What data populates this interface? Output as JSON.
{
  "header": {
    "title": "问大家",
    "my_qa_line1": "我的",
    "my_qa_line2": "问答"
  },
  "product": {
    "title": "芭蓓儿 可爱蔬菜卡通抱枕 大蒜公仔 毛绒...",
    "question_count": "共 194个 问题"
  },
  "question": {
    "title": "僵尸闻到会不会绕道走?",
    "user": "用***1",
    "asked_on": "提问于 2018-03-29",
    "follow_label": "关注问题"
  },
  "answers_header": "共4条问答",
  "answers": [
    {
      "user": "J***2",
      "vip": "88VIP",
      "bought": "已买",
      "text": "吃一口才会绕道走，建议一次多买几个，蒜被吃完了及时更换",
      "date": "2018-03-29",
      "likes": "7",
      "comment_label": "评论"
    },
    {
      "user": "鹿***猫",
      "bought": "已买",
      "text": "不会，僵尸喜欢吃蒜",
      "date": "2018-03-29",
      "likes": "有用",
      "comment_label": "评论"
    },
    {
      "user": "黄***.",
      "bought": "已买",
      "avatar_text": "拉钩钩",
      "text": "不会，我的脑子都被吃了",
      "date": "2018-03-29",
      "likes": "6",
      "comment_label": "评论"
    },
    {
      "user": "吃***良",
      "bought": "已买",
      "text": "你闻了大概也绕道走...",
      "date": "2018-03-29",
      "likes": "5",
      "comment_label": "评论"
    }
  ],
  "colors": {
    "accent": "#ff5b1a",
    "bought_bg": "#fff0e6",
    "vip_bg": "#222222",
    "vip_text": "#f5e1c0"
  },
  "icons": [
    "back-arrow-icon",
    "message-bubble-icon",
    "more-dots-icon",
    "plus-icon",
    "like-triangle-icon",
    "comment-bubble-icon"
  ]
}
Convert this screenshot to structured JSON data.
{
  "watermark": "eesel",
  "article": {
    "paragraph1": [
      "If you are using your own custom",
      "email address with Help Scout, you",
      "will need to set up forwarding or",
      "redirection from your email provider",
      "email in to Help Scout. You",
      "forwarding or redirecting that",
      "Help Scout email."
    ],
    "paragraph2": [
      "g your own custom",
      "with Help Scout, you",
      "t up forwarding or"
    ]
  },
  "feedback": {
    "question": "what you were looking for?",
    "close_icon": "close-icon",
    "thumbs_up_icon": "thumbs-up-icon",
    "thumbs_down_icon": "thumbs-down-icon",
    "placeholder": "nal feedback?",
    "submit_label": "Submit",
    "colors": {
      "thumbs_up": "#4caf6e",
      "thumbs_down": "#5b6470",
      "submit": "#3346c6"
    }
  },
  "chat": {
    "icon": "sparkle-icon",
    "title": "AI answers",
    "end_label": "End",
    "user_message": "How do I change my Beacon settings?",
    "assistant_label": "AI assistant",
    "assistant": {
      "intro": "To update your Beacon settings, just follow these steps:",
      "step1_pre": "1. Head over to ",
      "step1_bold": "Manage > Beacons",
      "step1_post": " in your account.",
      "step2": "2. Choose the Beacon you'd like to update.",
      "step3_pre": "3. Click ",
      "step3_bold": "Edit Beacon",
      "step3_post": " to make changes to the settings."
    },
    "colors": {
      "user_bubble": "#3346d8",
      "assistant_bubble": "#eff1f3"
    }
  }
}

───

• To be done:
All the data must be duplicated exactly, with nothing added or removed.

• Output of the task:
What data populates this interface? Output as JSON.
{
  "header": {
    "title": "问大家",
    "my_qa_line1": "我的",
    "my_qa_line2": "问答"
  },
  "product": {
    "title": "芭蓓儿 可爱蔬菜卡通抱枕 大蒜公仔 毛绒...",
    "question_count": "共 194个 问题"
  },
  "question": {
    "title": "僵尸闻到会不会绕道走?",
    "user": "用***1",
    "asked_on": "提问于 2018-03-29",
    "follow_label": "关注问题"
  },
  "answers_header": "共4条问答",
  "answers": [
    {
      "user": "J***2",
      "vip": "88VIP",
      "bought": "已买",
      "text": "吃一口才会绕道走，建议一次多买几个，蒜被吃完了及时更换",
      "date": "2018-03-29",
      "likes": "7",
      "comment_label": "评论"
    },
    {
      "user": "鹿***猫",
      "bought": "已买",
      "text": "不会，僵尸喜欢吃蒜",
      "date": "2018-03-29",
      "likes": "有用",
      "comment_label": "评论"
    },
    {
      "user": "黄***.",
      "bought": "已买",
      "avatar_text": "拉钩钩",
      "text": "不会，我的脑子都被吃了",
      "date": "2018-03-29",
      "likes": "6",
      "comment_label": "评论"
    },
    {
      "user": "吃***良",
      "bought": "已买",
      "text": "你闻了大概也绕道走...",
      "date": "2018-03-29",
      "likes": "5",
      "comment_label": "评论"
    }
  ],
  "colors": {
    "accent": "#ff5b1a",
    "bought_bg": "#fff0e6",
    "vip_bg": "#222222",
    "vip_text": "#f5e1c0"
  },
  "icons": [
    "back-arrow-icon",
    "message-bubble-icon",
    "more-dots-icon",
    "plus-icon",
    "like-triangle-icon",
    "comment-bubble-icon"
  ]
}
Convert this screenshot to structured JSON data.
{
  "watermark": "eesel",
  "article": {
    "paragraph1": [
      "If you are using your own custom",
      "email address with Help Scout, you",
      "will need to set up forwarding or",
      "redirection from your email provider",
      "email in to Help Scout. You",
      "forwarding or redirecting that",
      "Help Scout email."
    ],
    "paragraph2": [
      "g your own custom",
      "with Help Scout, you",
      "t up forwarding or"
    ]
  },
  "feedback": {
    "question": "what you were looking for?",
    "close_icon": "close-icon",
    "thumbs_up_icon": "thumbs-up-icon",
    "thumbs_down_icon": "thumbs-down-icon",
    "placeholder": "nal feedback?",
    "submit_label": "Submit",
    "colors": {
      "thumbs_up": "#4caf6e",
      "thumbs_down": "#5b6470",
      "submit": "#3346c6"
    }
  },
  "chat": {
    "icon": "sparkle-icon",
    "title": "AI answers",
    "end_label": "End",
    "user_message": "How do I change my Beacon settings?",
    "assistant_label": "AI assistant",
    "assistant": {
      "intro": "To update your Beacon settings, just follow these steps:",
      "step1_pre": "1. Head over to ",
      "step1_bold": "Manage > Beacons",
      "step1_post": " in your account.",
      "step2": "2. Choose the Beacon you'd like to update.",
      "step3_pre": "3. Click ",
      "step3_bold": "Edit Beacon",
      "step3_post": " to make changes to the settings."
    },
    "colors": {
      "user_bubble": "#3346d8",
      "assistant_bubble": "#eff1f3"
    }
  }
}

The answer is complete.